§ Given request:
Pull every line containing "away" from the entries.

§ Given records:
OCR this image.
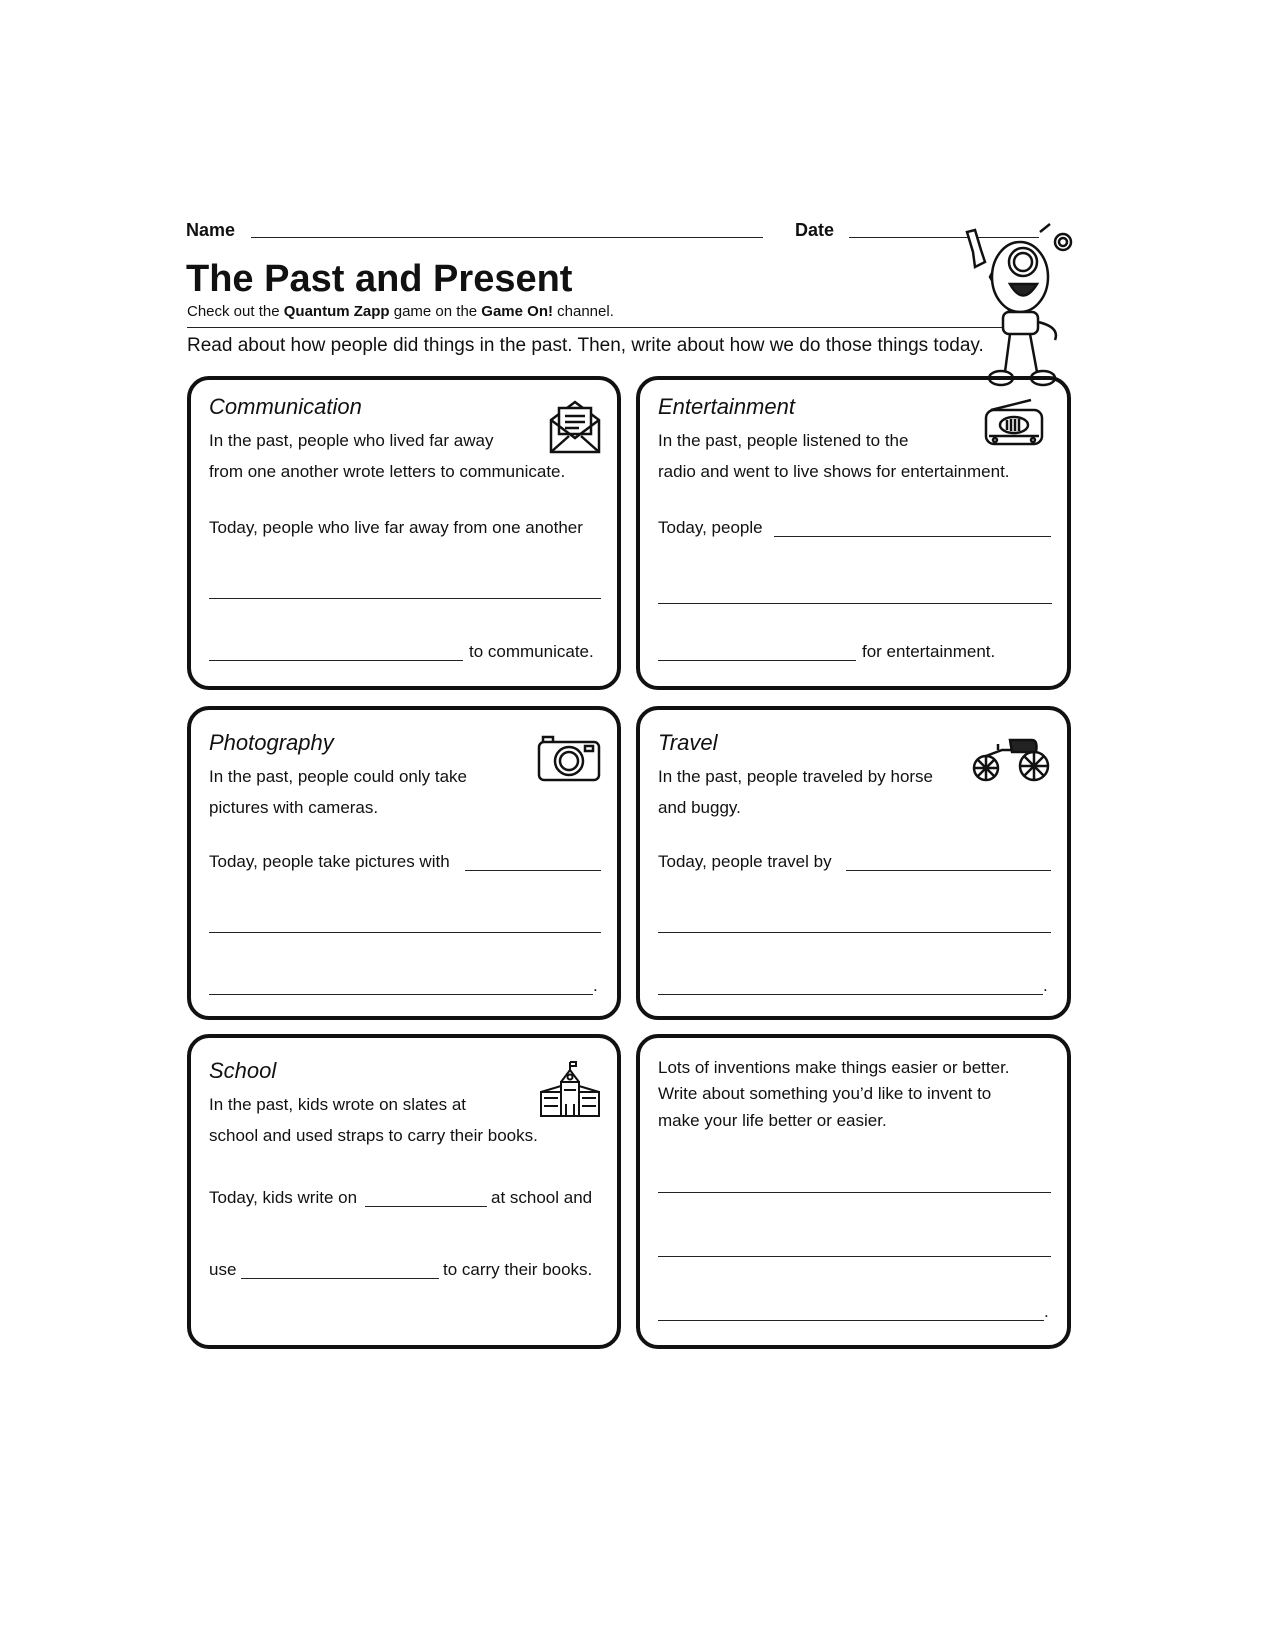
Name	Date
The Past and Present
Check out the Quantum Zapp game on the Game On! channel.
Read about how people did things in the past. Then, write about how we do those things today.
Communication
In the past, people who lived far away
from one another wrote letters to communicate.
Today, people who live far away from one another
to communicate.
Entertainment
In the past, people listened to the
radio and went to live shows for entertainment.
Today, people
for entertainment.
Photography
In the past, people could only take
pictures with cameras.
Today, people take pictures with
.
Travel
In the past, people traveled by horse
and buggy.
Today, people travel by
.
School
In the past, kids wrote on slates at
school and used straps to carry their books.
Today, kids write on	at school and
use	to carry their books.
Lots of inventions make things easier or better.
Write about something you’d like to invent to
make your life better or easier.
.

§ In response:
In the past, people who lived far away
Today, people who live far away from one another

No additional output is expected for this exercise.